OBJECTIVE | Reproduce the following material exactly, including every line.
######
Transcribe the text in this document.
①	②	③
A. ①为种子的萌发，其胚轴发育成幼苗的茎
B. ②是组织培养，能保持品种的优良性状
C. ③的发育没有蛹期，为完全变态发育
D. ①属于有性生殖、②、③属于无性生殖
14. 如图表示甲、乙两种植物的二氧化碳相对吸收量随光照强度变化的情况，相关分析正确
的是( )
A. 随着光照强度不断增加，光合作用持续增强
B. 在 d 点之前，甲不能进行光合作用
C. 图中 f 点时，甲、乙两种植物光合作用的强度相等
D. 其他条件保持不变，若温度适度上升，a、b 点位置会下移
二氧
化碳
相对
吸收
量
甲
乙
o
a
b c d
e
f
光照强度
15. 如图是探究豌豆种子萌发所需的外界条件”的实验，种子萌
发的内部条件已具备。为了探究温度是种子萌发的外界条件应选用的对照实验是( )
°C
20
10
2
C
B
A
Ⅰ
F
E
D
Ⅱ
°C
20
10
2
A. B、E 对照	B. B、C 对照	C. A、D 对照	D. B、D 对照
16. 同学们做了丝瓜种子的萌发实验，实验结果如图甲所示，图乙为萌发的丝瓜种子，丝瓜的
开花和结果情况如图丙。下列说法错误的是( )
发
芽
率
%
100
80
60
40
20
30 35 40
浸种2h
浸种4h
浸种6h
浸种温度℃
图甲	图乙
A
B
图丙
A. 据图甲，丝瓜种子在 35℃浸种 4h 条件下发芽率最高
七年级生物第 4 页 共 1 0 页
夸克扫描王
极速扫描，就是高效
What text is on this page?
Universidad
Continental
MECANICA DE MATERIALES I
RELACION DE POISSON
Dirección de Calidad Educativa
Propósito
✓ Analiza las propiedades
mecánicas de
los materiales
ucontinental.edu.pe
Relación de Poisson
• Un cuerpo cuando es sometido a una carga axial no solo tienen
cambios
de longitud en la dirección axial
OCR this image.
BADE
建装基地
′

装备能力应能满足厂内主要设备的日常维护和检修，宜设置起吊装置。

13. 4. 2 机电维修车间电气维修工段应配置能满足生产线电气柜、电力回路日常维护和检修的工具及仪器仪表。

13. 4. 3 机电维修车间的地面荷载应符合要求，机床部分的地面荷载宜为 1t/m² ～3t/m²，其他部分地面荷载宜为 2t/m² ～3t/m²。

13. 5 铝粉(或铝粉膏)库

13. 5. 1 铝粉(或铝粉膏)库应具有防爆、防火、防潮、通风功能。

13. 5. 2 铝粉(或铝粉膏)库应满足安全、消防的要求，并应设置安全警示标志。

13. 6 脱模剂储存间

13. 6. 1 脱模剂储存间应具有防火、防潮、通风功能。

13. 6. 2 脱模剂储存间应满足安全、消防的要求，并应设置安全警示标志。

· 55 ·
######
FINAL ANSWER |
Transcribe the text in this document.
①	②	③
A. ①为种子的萌发，其胚轴发育成幼苗的茎
B. ②是组织培养，能保持品种的优良性状
C. ③的发育没有蛹期，为完全变态发育
D. ①属于有性生殖、②、③属于无性生殖
14. 如图表示甲、乙两种植物的二氧化碳相对吸收量随光照强度变化的情况，相关分析正确
的是( )
A. 随着光照强度不断增加，光合作用持续增强
B. 在 d 点之前，甲不能进行光合作用
C. 图中 f 点时，甲、乙两种植物光合作用的强度相等
D. 其他条件保持不变，若温度适度上升，a、b 点位置会下移
二氧
化碳
相对
吸收
量
甲
乙
o
a
b c d
e
f
光照强度
15. 如图是探究豌豆种子萌发所需的外界条件”的实验，种子萌
发的内部条件已具备。为了探究温度是种子萌发的外界条件应选用的对照实验是( )
°C
20
10
2
C
B
A
Ⅰ
F
E
D
Ⅱ
°C
20
10
2
A. B、E 对照	B. B、C 对照	C. A、D 对照	D. B、D 对照
16. 同学们做了丝瓜种子的萌发实验，实验结果如图甲所示，图乙为萌发的丝瓜种子，丝瓜的
开花和结果情况如图丙。下列说法错误的是( )
发
芽
率
%
100
80
60
40
20
30 35 40
浸种2h
浸种4h
浸种6h
浸种温度℃
图甲	图乙
A
B
图丙
A. 据图甲，丝瓜种子在 35℃浸种 4h 条件下发芽率最高
七年级生物第 4 页 共 1 0 页
夸克扫描王
极速扫描，就是高效
What text is on this page?
Universidad
Continental
MECANICA DE MATERIALES I
RELACION DE POISSON
Dirección de Calidad Educativa
Propósito
✓ Analiza las propiedades
mecánicas de
los materiales
ucontinental.edu.pe
Relación de Poisson
• Un cuerpo cuando es sometido a una carga axial no solo tienen
cambios
de longitud en la dirección axial
OCR this image.
BADE
建装基地
′

装备能力应能满足厂内主要设备的日常维护和检修，宜设置起吊装置。

13. 4. 2 机电维修车间电气维修工段应配置能满足生产线电气柜、电力回路日常维护和检修的工具及仪器仪表。

13. 4. 3 机电维修车间的地面荷载应符合要求，机床部分的地面荷载宜为 1t/m² ～3t/m²，其他部分地面荷载宜为 2t/m² ～3t/m²。

13. 5 铝粉(或铝粉膏)库

13. 5. 1 铝粉(或铝粉膏)库应具有防爆、防火、防潮、通风功能。

13. 5. 2 铝粉(或铝粉膏)库应满足安全、消防的要求，并应设置安全警示标志。

13. 6 脱模剂储存间

13. 6. 1 脱模剂储存间应具有防火、防潮、通风功能。

13. 6. 2 脱模剂储存间应满足安全、消防的要求，并应设置安全警示标志。

· 55 ·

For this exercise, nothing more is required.